Reproduce each of the following entries word for word, keeping every line unchanged.

Records of where elements appear.
▼▼▼

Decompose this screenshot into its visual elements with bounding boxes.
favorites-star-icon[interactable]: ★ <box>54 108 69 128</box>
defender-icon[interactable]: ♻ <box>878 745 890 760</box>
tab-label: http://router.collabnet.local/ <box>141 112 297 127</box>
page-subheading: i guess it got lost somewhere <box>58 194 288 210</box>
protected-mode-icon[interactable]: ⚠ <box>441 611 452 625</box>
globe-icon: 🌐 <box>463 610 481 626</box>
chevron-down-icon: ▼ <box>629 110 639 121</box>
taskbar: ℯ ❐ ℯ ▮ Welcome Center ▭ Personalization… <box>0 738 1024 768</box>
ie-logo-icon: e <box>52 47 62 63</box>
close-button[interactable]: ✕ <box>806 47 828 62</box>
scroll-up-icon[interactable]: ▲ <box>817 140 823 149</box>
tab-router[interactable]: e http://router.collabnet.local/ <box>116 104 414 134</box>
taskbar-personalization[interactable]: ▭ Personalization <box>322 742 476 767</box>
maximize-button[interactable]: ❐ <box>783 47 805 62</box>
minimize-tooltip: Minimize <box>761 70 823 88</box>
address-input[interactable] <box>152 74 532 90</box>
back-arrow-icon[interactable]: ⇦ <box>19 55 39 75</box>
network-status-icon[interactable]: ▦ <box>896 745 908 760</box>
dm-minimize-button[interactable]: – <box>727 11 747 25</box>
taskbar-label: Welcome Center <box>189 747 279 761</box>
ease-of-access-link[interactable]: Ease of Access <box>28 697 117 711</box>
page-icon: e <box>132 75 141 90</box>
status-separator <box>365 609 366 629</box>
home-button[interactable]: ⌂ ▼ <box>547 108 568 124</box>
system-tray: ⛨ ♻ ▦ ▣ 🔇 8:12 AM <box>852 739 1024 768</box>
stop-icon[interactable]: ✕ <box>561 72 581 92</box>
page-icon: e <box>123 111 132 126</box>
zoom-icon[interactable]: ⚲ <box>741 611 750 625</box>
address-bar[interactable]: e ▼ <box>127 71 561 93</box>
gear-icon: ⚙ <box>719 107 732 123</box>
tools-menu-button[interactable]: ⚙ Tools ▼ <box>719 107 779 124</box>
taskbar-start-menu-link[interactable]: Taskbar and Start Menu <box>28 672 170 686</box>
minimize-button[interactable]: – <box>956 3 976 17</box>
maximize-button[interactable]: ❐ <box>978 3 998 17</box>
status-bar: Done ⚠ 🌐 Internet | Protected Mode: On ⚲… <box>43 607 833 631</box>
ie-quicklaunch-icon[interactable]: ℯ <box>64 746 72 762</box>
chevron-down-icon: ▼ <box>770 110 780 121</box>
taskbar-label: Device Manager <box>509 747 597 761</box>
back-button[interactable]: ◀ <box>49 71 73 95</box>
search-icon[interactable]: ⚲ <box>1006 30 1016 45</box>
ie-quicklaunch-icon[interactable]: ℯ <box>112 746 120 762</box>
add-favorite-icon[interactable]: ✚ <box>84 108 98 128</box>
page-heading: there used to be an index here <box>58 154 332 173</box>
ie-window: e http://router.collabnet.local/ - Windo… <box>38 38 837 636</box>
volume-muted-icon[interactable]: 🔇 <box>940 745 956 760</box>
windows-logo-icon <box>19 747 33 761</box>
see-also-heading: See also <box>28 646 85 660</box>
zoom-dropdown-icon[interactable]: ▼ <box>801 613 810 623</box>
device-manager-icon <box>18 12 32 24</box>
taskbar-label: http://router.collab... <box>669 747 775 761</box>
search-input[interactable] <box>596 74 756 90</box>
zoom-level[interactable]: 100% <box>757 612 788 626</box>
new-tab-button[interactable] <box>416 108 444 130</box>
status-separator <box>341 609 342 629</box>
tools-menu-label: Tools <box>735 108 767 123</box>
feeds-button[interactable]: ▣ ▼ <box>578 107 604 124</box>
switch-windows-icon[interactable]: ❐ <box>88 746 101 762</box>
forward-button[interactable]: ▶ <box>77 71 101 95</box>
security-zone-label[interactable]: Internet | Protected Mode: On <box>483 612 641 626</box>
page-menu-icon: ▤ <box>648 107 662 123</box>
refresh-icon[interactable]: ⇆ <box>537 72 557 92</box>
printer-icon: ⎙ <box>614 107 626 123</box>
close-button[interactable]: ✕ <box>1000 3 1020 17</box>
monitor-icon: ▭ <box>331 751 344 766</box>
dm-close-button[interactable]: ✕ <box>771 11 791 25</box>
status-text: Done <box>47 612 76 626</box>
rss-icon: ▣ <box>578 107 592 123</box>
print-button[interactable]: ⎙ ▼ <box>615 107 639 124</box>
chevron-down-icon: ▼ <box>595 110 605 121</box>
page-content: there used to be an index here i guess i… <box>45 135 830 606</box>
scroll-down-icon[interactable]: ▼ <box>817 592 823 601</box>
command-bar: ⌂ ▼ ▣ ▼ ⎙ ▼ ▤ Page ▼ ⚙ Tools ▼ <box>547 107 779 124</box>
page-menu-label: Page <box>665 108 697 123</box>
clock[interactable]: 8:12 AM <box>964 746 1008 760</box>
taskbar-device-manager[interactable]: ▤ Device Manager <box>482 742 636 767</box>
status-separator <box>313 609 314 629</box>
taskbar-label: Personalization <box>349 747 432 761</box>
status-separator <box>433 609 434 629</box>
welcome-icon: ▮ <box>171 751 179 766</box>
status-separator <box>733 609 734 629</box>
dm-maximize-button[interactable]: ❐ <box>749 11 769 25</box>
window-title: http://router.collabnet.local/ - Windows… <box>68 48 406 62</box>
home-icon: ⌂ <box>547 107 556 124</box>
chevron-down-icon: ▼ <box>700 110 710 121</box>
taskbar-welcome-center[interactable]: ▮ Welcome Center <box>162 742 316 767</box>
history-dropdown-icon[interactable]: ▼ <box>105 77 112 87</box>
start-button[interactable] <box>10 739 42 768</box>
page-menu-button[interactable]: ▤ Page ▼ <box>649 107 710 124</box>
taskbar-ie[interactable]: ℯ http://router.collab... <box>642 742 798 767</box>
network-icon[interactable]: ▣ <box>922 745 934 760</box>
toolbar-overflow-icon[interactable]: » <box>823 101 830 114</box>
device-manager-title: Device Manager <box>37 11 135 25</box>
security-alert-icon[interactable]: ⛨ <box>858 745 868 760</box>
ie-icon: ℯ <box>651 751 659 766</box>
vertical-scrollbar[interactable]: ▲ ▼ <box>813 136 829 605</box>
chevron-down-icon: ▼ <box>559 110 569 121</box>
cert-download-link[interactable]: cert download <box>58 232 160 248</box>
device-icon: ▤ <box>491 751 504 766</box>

▲▲▲

Correct answer.
Decompose this screenshot into its visual elements with bounding boxes.
favorites-star-icon[interactable]: ★ <box>54 108 69 128</box>
defender-icon[interactable]: ♻ <box>878 745 890 760</box>
tab-label: http://router.collabnet.local/ <box>141 112 297 127</box>
page-subheading: i guess it got lost somewhere <box>58 194 288 210</box>
protected-mode-icon[interactable]: ⚠ <box>441 611 452 625</box>
globe-icon: 🌐 <box>463 610 481 626</box>
chevron-down-icon: ▼ <box>629 110 639 121</box>
taskbar: ℯ ❐ ℯ ▮ Welcome Center ▭ Personalization… <box>0 738 1024 768</box>
ie-logo-icon: e <box>52 47 62 63</box>
close-button[interactable]: ✕ <box>806 47 828 62</box>
scroll-up-icon[interactable]: ▲ <box>817 140 823 149</box>
tab-router[interactable]: e http://router.collabnet.local/ <box>116 104 414 134</box>
taskbar-personalization[interactable]: ▭ Personalization <box>322 742 476 767</box>
maximize-button[interactable]: ❐ <box>783 47 805 62</box>
minimize-tooltip: Minimize <box>761 70 823 88</box>
address-input[interactable] <box>152 74 532 90</box>
back-arrow-icon[interactable]: ⇦ <box>19 55 39 75</box>
network-status-icon[interactable]: ▦ <box>896 745 908 760</box>
dm-minimize-button[interactable]: – <box>727 11 747 25</box>
taskbar-label: Welcome Center <box>189 747 279 761</box>
ease-of-access-link[interactable]: Ease of Access <box>28 697 117 711</box>
page-icon: e <box>132 75 141 90</box>
status-separator <box>365 609 366 629</box>
home-button[interactable]: ⌂ ▼ <box>547 108 568 124</box>
system-tray: ⛨ ♻ ▦ ▣ 🔇 8:12 AM <box>852 739 1024 768</box>
stop-icon[interactable]: ✕ <box>561 72 581 92</box>
page-icon: e <box>123 111 132 126</box>
zoom-icon[interactable]: ⚲ <box>741 611 750 625</box>
address-bar[interactable]: e ▼ <box>127 71 561 93</box>
gear-icon: ⚙ <box>719 107 732 123</box>
tools-menu-button[interactable]: ⚙ Tools ▼ <box>719 107 779 124</box>
taskbar-start-menu-link[interactable]: Taskbar and Start Menu <box>28 672 170 686</box>
minimize-button[interactable]: – <box>956 3 976 17</box>
maximize-button[interactable]: ❐ <box>978 3 998 17</box>
status-bar: Done ⚠ 🌐 Internet | Protected Mode: On ⚲… <box>43 607 833 631</box>
ie-quicklaunch-icon[interactable]: ℯ <box>64 746 72 762</box>
chevron-down-icon: ▼ <box>770 110 780 121</box>
taskbar-label: Device Manager <box>509 747 597 761</box>
back-button[interactable]: ◀ <box>49 71 73 95</box>
search-icon[interactable]: ⚲ <box>1006 30 1016 45</box>
ie-quicklaunch-icon[interactable]: ℯ <box>112 746 120 762</box>
add-favorite-icon[interactable]: ✚ <box>84 108 98 128</box>
page-heading: there used to be an index here <box>58 154 332 173</box>
ie-window: e http://router.collabnet.local/ - Windo… <box>38 38 837 636</box>
volume-muted-icon[interactable]: 🔇 <box>940 745 956 760</box>
windows-logo-icon <box>19 747 33 761</box>
see-also-heading: See also <box>28 646 85 660</box>
zoom-dropdown-icon[interactable]: ▼ <box>801 613 810 623</box>
device-manager-icon <box>18 12 32 24</box>
taskbar-label: http://router.collab... <box>669 747 775 761</box>
search-input[interactable] <box>596 74 756 90</box>
zoom-level[interactable]: 100% <box>757 612 788 626</box>
new-tab-button[interactable] <box>416 108 444 130</box>
status-separator <box>341 609 342 629</box>
tools-menu-label: Tools <box>735 108 767 123</box>
feeds-button[interactable]: ▣ ▼ <box>578 107 604 124</box>
switch-windows-icon[interactable]: ❐ <box>88 746 101 762</box>
forward-button[interactable]: ▶ <box>77 71 101 95</box>
security-zone-label[interactable]: Internet | Protected Mode: On <box>483 612 641 626</box>
page-menu-icon: ▤ <box>648 107 662 123</box>
refresh-icon[interactable]: ⇆ <box>537 72 557 92</box>
printer-icon: ⎙ <box>614 107 626 123</box>
close-button[interactable]: ✕ <box>1000 3 1020 17</box>
monitor-icon: ▭ <box>331 751 344 766</box>
dm-close-button[interactable]: ✕ <box>771 11 791 25</box>
status-text: Done <box>47 612 76 626</box>
rss-icon: ▣ <box>578 107 592 123</box>
print-button[interactable]: ⎙ ▼ <box>615 107 639 124</box>
chevron-down-icon: ▼ <box>595 110 605 121</box>
page-content: there used to be an index here i guess i… <box>45 135 830 606</box>
scroll-down-icon[interactable]: ▼ <box>817 592 823 601</box>
command-bar: ⌂ ▼ ▣ ▼ ⎙ ▼ ▤ Page ▼ ⚙ Tools ▼ <box>547 107 779 124</box>
page-menu-label: Page <box>665 108 697 123</box>
clock[interactable]: 8:12 AM <box>964 746 1008 760</box>
taskbar-device-manager[interactable]: ▤ Device Manager <box>482 742 636 767</box>
status-separator <box>313 609 314 629</box>
taskbar-label: Personalization <box>349 747 432 761</box>
status-separator <box>433 609 434 629</box>
welcome-icon: ▮ <box>171 751 179 766</box>
status-separator <box>733 609 734 629</box>
dm-maximize-button[interactable]: ❐ <box>749 11 769 25</box>
window-title: http://router.collabnet.local/ - Windows… <box>68 48 406 62</box>
home-icon: ⌂ <box>547 107 556 124</box>
chevron-down-icon: ▼ <box>700 110 710 121</box>
taskbar-welcome-center[interactable]: ▮ Welcome Center <box>162 742 316 767</box>
history-dropdown-icon[interactable]: ▼ <box>105 77 112 87</box>
start-button[interactable] <box>10 739 42 768</box>
page-menu-button[interactable]: ▤ Page ▼ <box>649 107 710 124</box>
taskbar-ie[interactable]: ℯ http://router.collab... <box>642 742 798 767</box>
network-icon[interactable]: ▣ <box>922 745 934 760</box>
toolbar-overflow-icon[interactable]: » <box>823 101 830 114</box>
device-manager-title: Device Manager <box>37 11 135 25</box>
security-alert-icon[interactable]: ⛨ <box>858 745 868 760</box>
ie-icon: ℯ <box>651 751 659 766</box>
vertical-scrollbar[interactable]: ▲ ▼ <box>813 136 829 605</box>
chevron-down-icon: ▼ <box>559 110 569 121</box>
cert-download-link[interactable]: cert download <box>58 232 160 248</box>
device-icon: ▤ <box>491 751 504 766</box>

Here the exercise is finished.